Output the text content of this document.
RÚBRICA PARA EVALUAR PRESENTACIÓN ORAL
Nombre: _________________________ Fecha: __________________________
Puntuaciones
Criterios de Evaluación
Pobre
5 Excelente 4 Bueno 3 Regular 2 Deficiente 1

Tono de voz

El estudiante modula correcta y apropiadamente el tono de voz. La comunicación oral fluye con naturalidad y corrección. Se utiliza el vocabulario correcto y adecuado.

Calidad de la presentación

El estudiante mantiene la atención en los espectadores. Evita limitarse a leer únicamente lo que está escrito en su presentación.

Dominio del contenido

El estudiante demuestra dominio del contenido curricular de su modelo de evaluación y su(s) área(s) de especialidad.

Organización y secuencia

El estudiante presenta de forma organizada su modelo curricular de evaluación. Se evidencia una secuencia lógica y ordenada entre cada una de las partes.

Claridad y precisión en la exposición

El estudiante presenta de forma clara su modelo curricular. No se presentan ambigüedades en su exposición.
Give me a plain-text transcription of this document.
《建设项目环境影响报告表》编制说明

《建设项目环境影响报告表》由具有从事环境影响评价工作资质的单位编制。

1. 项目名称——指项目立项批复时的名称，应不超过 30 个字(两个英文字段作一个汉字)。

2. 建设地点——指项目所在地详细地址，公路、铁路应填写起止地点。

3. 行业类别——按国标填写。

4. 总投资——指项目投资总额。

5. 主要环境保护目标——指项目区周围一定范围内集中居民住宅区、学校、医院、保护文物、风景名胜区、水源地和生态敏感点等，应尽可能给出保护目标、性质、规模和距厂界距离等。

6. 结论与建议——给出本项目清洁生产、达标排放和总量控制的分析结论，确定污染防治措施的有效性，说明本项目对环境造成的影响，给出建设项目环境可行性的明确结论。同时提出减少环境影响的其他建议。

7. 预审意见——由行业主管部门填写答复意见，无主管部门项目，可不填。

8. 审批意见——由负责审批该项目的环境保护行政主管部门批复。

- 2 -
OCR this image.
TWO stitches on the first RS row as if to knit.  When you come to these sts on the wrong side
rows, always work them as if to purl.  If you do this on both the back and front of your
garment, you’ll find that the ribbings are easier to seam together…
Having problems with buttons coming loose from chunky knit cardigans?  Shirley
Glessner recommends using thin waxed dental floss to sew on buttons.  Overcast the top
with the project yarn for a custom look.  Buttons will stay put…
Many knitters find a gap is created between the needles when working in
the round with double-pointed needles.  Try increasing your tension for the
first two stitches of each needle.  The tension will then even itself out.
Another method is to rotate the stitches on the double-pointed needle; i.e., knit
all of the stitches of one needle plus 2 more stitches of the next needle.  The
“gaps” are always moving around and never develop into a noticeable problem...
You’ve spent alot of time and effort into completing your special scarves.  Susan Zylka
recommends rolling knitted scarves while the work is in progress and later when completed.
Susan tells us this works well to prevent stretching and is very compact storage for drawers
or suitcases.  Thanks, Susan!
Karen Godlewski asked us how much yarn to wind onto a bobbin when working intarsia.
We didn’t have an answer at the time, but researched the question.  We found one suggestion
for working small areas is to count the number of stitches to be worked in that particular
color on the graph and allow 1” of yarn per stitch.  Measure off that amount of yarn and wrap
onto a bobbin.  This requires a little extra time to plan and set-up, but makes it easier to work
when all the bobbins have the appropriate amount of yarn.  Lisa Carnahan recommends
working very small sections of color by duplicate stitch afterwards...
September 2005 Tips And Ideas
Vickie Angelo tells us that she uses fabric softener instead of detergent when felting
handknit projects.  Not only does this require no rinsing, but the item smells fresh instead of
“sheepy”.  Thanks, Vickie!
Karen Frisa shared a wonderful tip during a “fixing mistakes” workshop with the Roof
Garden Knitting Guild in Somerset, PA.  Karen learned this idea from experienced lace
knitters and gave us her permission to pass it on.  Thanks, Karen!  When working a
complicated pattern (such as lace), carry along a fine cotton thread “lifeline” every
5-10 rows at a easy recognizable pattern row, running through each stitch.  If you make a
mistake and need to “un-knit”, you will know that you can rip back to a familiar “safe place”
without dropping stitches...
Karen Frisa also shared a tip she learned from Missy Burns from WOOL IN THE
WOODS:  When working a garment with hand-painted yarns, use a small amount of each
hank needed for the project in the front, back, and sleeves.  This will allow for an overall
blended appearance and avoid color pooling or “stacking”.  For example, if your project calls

☆ ☆ ☆

What the task asks: Tally the lines of the data that hold the string "from". Answer with the number and nothing more.

Result of the task: 3